#### Task objective:
Scan the material that follows. Copy every line containing the word "Obstet".

#### Given records:
▬▬▬▬▬▬
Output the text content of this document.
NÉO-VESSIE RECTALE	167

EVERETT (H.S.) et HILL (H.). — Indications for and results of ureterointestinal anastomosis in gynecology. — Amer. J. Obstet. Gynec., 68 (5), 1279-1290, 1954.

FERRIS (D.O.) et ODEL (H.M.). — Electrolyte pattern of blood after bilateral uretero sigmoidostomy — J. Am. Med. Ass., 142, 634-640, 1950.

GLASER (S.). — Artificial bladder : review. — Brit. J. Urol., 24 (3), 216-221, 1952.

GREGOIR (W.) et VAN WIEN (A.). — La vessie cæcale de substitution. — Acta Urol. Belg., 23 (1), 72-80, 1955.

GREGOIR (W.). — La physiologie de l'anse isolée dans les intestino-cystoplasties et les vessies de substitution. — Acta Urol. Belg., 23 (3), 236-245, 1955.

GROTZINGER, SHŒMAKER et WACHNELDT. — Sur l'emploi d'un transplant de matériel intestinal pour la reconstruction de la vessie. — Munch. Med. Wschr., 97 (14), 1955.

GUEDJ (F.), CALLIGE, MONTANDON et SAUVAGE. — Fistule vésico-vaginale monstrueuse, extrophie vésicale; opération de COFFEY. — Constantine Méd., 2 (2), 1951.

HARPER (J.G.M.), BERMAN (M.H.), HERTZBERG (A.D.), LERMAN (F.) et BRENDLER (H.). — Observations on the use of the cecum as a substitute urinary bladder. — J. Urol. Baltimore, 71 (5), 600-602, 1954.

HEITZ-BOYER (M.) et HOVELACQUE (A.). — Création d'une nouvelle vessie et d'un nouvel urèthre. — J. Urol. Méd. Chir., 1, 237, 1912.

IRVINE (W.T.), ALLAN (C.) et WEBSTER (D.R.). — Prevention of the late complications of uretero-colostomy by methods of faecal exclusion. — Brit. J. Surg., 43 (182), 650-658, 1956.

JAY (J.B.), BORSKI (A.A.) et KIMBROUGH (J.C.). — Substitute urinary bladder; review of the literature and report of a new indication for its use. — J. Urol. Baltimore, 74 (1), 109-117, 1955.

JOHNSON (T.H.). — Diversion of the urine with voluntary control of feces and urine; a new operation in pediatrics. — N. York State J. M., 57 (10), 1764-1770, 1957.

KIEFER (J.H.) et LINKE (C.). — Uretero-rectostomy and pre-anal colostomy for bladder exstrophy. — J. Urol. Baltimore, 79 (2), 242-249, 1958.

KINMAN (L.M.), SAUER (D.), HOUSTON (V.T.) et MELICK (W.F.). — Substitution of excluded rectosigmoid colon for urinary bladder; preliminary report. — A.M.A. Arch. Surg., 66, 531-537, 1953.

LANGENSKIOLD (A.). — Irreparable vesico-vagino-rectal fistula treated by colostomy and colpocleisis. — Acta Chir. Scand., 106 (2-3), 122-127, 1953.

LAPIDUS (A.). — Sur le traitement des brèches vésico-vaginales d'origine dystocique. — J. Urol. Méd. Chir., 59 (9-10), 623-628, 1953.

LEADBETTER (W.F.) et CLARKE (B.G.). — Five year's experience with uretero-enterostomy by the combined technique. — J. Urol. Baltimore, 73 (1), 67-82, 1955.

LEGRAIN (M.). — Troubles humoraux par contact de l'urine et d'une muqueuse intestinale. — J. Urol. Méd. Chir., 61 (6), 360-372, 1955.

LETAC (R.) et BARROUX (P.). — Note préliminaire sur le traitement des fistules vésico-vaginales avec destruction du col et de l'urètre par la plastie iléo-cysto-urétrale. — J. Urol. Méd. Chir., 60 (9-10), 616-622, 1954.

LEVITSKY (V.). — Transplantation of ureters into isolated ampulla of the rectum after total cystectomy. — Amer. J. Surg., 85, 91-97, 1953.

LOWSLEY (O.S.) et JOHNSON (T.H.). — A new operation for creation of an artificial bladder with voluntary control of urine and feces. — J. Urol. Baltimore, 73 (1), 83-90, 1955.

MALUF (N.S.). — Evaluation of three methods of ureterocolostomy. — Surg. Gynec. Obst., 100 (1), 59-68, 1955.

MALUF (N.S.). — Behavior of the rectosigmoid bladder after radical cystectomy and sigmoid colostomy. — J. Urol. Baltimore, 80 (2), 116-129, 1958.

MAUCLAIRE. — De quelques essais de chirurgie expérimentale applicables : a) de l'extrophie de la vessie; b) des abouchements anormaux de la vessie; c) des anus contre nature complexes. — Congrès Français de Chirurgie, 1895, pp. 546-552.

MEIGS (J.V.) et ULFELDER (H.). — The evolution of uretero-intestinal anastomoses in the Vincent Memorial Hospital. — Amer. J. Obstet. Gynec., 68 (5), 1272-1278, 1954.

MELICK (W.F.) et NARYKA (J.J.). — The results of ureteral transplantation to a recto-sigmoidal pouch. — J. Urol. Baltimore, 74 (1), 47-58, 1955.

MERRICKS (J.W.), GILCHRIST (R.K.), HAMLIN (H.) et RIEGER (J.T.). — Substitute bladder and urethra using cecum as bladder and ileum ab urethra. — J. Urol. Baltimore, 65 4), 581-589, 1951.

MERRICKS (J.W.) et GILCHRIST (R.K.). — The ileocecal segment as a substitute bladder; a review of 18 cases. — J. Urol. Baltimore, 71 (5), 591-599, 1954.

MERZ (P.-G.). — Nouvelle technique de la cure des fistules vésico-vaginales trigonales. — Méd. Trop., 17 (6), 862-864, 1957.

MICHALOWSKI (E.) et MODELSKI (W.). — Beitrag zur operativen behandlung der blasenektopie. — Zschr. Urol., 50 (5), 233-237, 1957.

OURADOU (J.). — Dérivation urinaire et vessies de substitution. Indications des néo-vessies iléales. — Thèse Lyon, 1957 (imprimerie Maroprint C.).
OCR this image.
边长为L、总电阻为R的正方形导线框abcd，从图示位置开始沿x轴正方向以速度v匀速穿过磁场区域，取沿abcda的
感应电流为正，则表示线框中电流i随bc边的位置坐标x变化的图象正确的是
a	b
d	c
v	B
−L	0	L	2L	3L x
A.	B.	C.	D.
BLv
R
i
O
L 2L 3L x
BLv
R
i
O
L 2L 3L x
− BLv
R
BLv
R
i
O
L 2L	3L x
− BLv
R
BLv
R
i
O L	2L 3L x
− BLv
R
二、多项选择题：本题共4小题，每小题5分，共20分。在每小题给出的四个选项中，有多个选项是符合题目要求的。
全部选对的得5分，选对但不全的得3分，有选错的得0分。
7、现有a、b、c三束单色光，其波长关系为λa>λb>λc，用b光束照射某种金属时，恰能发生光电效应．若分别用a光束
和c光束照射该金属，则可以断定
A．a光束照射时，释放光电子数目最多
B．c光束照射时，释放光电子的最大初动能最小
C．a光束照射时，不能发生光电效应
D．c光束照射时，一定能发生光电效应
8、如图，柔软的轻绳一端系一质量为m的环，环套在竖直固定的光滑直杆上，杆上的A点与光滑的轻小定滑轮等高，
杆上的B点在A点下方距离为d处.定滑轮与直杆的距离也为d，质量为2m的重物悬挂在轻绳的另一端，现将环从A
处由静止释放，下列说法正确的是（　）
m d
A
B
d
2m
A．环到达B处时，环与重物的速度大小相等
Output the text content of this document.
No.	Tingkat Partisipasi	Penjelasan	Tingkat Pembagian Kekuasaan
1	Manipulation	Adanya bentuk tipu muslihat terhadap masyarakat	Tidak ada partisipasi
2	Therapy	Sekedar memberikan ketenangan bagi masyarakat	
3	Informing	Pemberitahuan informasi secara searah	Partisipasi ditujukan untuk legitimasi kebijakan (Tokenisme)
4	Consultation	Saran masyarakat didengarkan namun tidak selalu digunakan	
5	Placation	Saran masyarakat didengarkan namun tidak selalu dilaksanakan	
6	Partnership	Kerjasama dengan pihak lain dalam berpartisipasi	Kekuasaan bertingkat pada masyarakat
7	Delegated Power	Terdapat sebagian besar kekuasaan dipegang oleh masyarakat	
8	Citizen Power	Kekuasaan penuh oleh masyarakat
▬▬▬▬▬▬
#### Problem solution:
EVERETT (H.S.) et HILL (H.). — Indications for and results of ureterointestinal anastomosis in gynecology. — Amer. J. Obstet. Gynec., 68 (5), 1279-1290, 1954.
MEIGS (J.V.) et ULFELDER (H.). — The evolution of uretero-intestinal anastomoses in the Vincent Memorial Hospital. — Amer. J. Obstet. Gynec., 68 (5), 1272-1278, 1954.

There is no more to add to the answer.